## Start Material supplied

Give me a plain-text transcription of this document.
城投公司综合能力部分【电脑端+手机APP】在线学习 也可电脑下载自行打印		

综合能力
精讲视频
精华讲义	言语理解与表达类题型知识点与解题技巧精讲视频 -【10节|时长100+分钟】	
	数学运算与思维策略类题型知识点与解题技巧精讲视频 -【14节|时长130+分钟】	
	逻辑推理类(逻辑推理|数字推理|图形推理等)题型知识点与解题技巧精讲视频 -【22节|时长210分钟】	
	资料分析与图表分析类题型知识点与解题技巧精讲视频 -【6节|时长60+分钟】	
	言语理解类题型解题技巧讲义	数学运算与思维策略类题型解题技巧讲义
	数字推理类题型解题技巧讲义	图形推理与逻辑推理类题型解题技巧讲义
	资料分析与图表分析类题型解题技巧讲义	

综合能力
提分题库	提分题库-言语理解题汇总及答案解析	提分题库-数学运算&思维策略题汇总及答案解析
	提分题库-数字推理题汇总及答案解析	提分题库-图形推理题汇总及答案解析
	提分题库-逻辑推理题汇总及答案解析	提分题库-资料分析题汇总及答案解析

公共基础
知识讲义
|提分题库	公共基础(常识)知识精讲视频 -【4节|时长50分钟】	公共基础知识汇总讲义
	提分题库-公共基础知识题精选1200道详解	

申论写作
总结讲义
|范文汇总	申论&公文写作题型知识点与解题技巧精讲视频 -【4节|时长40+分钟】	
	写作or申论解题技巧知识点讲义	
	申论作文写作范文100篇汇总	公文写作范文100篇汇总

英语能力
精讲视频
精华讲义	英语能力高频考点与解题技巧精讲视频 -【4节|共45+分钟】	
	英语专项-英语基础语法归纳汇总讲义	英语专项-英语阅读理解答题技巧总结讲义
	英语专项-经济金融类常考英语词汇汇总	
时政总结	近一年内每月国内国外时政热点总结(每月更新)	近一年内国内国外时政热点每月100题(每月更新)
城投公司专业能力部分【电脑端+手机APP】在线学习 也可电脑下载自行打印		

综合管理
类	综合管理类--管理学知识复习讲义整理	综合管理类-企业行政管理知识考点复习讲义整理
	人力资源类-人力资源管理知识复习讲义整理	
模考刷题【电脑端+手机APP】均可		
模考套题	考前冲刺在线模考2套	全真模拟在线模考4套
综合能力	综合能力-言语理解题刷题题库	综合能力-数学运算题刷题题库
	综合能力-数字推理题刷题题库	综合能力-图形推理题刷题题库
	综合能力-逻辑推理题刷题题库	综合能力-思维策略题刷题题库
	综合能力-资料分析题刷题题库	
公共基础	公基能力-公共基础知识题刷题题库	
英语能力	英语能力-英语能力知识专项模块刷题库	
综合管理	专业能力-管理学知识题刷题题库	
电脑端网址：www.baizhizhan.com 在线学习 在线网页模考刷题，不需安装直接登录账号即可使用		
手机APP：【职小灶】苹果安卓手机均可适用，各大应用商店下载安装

## End Material supplied

- **Written instruction**:
Report the number of lines containing the string "精华讲义" and add nothing to it.

- **The solution**:
2